_EXERCISE GOAL_: Every line of the data must be copied exactly.

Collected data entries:
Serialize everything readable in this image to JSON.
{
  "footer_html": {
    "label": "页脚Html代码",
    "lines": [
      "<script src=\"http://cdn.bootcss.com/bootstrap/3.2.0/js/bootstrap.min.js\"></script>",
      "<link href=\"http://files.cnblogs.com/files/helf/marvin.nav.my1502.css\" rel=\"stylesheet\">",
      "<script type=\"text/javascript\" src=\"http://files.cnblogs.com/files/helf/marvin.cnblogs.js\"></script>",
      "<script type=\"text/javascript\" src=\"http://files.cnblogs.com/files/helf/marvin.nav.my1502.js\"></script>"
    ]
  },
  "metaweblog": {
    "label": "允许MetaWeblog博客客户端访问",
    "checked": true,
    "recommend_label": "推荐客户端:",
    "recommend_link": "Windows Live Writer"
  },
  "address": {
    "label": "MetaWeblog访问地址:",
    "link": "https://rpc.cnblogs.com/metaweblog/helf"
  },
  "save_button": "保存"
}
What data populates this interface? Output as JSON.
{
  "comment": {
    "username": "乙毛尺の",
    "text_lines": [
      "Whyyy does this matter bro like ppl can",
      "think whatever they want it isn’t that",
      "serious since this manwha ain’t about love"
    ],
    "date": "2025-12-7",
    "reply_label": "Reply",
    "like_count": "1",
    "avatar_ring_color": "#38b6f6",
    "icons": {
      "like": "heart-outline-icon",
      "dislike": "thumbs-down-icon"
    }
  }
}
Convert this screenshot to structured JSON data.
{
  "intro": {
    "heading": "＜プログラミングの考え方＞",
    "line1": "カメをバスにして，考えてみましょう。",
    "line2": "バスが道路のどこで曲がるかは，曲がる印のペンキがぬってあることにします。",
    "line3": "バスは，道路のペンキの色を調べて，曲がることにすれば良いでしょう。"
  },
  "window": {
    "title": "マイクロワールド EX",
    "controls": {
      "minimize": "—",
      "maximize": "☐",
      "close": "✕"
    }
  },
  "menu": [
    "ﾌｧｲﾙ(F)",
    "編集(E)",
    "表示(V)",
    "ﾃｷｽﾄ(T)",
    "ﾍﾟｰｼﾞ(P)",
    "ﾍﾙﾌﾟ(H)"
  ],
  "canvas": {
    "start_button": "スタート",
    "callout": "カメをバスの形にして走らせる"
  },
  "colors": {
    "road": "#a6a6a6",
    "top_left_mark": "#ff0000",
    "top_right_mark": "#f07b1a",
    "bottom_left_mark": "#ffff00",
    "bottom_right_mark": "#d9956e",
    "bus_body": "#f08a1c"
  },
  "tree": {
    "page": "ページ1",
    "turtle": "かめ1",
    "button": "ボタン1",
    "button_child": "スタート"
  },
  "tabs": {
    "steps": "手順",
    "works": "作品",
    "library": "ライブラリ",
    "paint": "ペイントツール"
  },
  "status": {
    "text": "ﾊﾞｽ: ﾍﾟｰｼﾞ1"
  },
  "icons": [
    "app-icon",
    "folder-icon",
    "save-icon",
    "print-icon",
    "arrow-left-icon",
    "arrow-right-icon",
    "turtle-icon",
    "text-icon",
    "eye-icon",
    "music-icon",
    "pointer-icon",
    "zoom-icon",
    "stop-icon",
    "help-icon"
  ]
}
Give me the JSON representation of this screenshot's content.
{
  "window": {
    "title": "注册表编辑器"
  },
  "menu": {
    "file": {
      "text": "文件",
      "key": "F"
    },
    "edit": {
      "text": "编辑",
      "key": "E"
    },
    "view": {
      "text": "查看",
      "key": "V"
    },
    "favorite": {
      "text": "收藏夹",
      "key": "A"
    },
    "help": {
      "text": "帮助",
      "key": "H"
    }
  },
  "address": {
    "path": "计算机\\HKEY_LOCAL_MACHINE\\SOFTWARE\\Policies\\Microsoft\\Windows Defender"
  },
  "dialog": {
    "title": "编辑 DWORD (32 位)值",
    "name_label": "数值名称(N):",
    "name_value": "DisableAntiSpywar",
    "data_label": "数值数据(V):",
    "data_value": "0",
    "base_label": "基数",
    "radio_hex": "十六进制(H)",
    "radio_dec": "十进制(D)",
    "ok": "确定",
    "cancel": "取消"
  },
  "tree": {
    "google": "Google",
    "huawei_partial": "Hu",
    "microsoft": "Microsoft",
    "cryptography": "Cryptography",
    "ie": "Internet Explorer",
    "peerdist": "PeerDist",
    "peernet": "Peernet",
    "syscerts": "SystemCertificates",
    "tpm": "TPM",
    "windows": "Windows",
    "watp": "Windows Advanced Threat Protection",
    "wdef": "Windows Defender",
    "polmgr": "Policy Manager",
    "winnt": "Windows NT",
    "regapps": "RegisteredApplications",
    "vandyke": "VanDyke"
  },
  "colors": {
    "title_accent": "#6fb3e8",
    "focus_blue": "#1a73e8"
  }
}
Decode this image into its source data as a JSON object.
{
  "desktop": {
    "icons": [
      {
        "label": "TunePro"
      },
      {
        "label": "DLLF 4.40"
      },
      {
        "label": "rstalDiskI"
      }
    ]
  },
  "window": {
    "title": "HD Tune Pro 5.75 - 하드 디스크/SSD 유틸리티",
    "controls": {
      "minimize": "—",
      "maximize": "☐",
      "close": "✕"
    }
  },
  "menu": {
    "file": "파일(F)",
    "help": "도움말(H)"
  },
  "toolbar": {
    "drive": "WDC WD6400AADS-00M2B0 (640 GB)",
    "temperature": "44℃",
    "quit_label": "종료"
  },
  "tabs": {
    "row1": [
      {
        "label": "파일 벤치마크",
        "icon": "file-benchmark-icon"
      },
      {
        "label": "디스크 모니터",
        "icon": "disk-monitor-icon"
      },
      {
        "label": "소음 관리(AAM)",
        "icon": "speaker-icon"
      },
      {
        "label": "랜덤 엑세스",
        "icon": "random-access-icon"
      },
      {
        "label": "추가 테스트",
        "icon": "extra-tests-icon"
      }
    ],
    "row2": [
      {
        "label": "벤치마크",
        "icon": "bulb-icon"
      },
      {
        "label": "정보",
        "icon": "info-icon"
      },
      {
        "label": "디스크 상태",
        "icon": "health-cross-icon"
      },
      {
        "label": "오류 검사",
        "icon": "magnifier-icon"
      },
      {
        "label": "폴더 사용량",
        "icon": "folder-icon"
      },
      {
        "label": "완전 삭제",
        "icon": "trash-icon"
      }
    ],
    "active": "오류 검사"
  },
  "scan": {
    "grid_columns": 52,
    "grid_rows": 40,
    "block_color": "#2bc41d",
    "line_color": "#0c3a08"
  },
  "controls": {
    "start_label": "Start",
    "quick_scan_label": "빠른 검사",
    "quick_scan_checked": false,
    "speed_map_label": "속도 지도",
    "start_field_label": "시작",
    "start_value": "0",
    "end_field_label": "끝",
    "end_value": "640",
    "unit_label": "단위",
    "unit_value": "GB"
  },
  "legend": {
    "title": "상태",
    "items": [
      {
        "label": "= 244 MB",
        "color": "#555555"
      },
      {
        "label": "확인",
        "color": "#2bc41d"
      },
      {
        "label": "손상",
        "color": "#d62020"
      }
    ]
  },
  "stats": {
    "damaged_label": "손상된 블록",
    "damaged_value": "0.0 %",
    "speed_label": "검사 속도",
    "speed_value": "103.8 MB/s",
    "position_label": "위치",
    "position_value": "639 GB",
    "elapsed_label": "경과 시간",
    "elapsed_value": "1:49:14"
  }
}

_WRITTEN REPLY_:
Serialize everything readable in this image to JSON.
{
  "footer_html": {
    "label": "页脚Html代码",
    "lines": [
      "<script src=\"http://cdn.bootcss.com/bootstrap/3.2.0/js/bootstrap.min.js\"></script>",
      "<link href=\"http://files.cnblogs.com/files/helf/marvin.nav.my1502.css\" rel=\"stylesheet\">",
      "<script type=\"text/javascript\" src=\"http://files.cnblogs.com/files/helf/marvin.cnblogs.js\"></script>",
      "<script type=\"text/javascript\" src=\"http://files.cnblogs.com/files/helf/marvin.nav.my1502.js\"></script>"
    ]
  },
  "metaweblog": {
    "label": "允许MetaWeblog博客客户端访问",
    "checked": true,
    "recommend_label": "推荐客户端:",
    "recommend_link": "Windows Live Writer"
  },
  "address": {
    "label": "MetaWeblog访问地址:",
    "link": "https://rpc.cnblogs.com/metaweblog/helf"
  },
  "save_button": "保存"
}
What data populates this interface? Output as JSON.
{
  "comment": {
    "username": "乙毛尺の",
    "text_lines": [
      "Whyyy does this matter bro like ppl can",
      "think whatever they want it isn’t that",
      "serious since this manwha ain’t about love"
    ],
    "date": "2025-12-7",
    "reply_label": "Reply",
    "like_count": "1",
    "avatar_ring_color": "#38b6f6",
    "icons": {
      "like": "heart-outline-icon",
      "dislike": "thumbs-down-icon"
    }
  }
}
Convert this screenshot to structured JSON data.
{
  "intro": {
    "heading": "＜プログラミングの考え方＞",
    "line1": "カメをバスにして，考えてみましょう。",
    "line2": "バスが道路のどこで曲がるかは，曲がる印のペンキがぬってあることにします。",
    "line3": "バスは，道路のペンキの色を調べて，曲がることにすれば良いでしょう。"
  },
  "window": {
    "title": "マイクロワールド EX",
    "controls": {
      "minimize": "—",
      "maximize": "☐",
      "close": "✕"
    }
  },
  "menu": [
    "ﾌｧｲﾙ(F)",
    "編集(E)",
    "表示(V)",
    "ﾃｷｽﾄ(T)",
    "ﾍﾟｰｼﾞ(P)",
    "ﾍﾙﾌﾟ(H)"
  ],
  "canvas": {
    "start_button": "スタート",
    "callout": "カメをバスの形にして走らせる"
  },
  "colors": {
    "road": "#a6a6a6",
    "top_left_mark": "#ff0000",
    "top_right_mark": "#f07b1a",
    "bottom_left_mark": "#ffff00",
    "bottom_right_mark": "#d9956e",
    "bus_body": "#f08a1c"
  },
  "tree": {
    "page": "ページ1",
    "turtle": "かめ1",
    "button": "ボタン1",
    "button_child": "スタート"
  },
  "tabs": {
    "steps": "手順",
    "works": "作品",
    "library": "ライブラリ",
    "paint": "ペイントツール"
  },
  "status": {
    "text": "ﾊﾞｽ: ﾍﾟｰｼﾞ1"
  },
  "icons": [
    "app-icon",
    "folder-icon",
    "save-icon",
    "print-icon",
    "arrow-left-icon",
    "arrow-right-icon",
    "turtle-icon",
    "text-icon",
    "eye-icon",
    "music-icon",
    "pointer-icon",
    "zoom-icon",
    "stop-icon",
    "help-icon"
  ]
}
Give me the JSON representation of this screenshot's content.
{
  "window": {
    "title": "注册表编辑器"
  },
  "menu": {
    "file": {
      "text": "文件",
      "key": "F"
    },
    "edit": {
      "text": "编辑",
      "key": "E"
    },
    "view": {
      "text": "查看",
      "key": "V"
    },
    "favorite": {
      "text": "收藏夹",
      "key": "A"
    },
    "help": {
      "text": "帮助",
      "key": "H"
    }
  },
  "address": {
    "path": "计算机\\HKEY_LOCAL_MACHINE\\SOFTWARE\\Policies\\Microsoft\\Windows Defender"
  },
  "dialog": {
    "title": "编辑 DWORD (32 位)值",
    "name_label": "数值名称(N):",
    "name_value": "DisableAntiSpywar",
    "data_label": "数值数据(V):",
    "data_value": "0",
    "base_label": "基数",
    "radio_hex": "十六进制(H)",
    "radio_dec": "十进制(D)",
    "ok": "确定",
    "cancel": "取消"
  },
  "tree": {
    "google": "Google",
    "huawei_partial": "Hu",
    "microsoft": "Microsoft",
    "cryptography": "Cryptography",
    "ie": "Internet Explorer",
    "peerdist": "PeerDist",
    "peernet": "Peernet",
    "syscerts": "SystemCertificates",
    "tpm": "TPM",
    "windows": "Windows",
    "watp": "Windows Advanced Threat Protection",
    "wdef": "Windows Defender",
    "polmgr": "Policy Manager",
    "winnt": "Windows NT",
    "regapps": "RegisteredApplications",
    "vandyke": "VanDyke"
  },
  "colors": {
    "title_accent": "#6fb3e8",
    "focus_blue": "#1a73e8"
  }
}
Decode this image into its source data as a JSON object.
{
  "desktop": {
    "icons": [
      {
        "label": "TunePro"
      },
      {
        "label": "DLLF 4.40"
      },
      {
        "label": "rstalDiskI"
      }
    ]
  },
  "window": {
    "title": "HD Tune Pro 5.75 - 하드 디스크/SSD 유틸리티",
    "controls": {
      "minimize": "—",
      "maximize": "☐",
      "close": "✕"
    }
  },
  "menu": {
    "file": "파일(F)",
    "help": "도움말(H)"
  },
  "toolbar": {
    "drive": "WDC WD6400AADS-00M2B0 (640 GB)",
    "temperature": "44℃",
    "quit_label": "종료"
  },
  "tabs": {
    "row1": [
      {
        "label": "파일 벤치마크",
        "icon": "file-benchmark-icon"
      },
      {
        "label": "디스크 모니터",
        "icon": "disk-monitor-icon"
      },
      {
        "label": "소음 관리(AAM)",
        "icon": "speaker-icon"
      },
      {
        "label": "랜덤 엑세스",
        "icon": "random-access-icon"
      },
      {
        "label": "추가 테스트",
        "icon": "extra-tests-icon"
      }
    ],
    "row2": [
      {
        "label": "벤치마크",
        "icon": "bulb-icon"
      },
      {
        "label": "정보",
        "icon": "info-icon"
      },
      {
        "label": "디스크 상태",
        "icon": "health-cross-icon"
      },
      {
        "label": "오류 검사",
        "icon": "magnifier-icon"
      },
      {
        "label": "폴더 사용량",
        "icon": "folder-icon"
      },
      {
        "label": "완전 삭제",
        "icon": "trash-icon"
      }
    ],
    "active": "오류 검사"
  },
  "scan": {
    "grid_columns": 52,
    "grid_rows": 40,
    "block_color": "#2bc41d",
    "line_color": "#0c3a08"
  },
  "controls": {
    "start_label": "Start",
    "quick_scan_label": "빠른 검사",
    "quick_scan_checked": false,
    "speed_map_label": "속도 지도",
    "start_field_label": "시작",
    "start_value": "0",
    "end_field_label": "끝",
    "end_value": "640",
    "unit_label": "단위",
    "unit_value": "GB"
  },
  "legend": {
    "title": "상태",
    "items": [
      {
        "label": "= 244 MB",
        "color": "#555555"
      },
      {
        "label": "확인",
        "color": "#2bc41d"
      },
      {
        "label": "손상",
        "color": "#d62020"
      }
    ]
  },
  "stats": {
    "damaged_label": "손상된 블록",
    "damaged_value": "0.0 %",
    "speed_label": "검사 속도",
    "speed_value": "103.8 MB/s",
    "position_label": "위치",
    "position_value": "639 GB",
    "elapsed_label": "경과 시간",
    "elapsed_value": "1:49:14"
  }
}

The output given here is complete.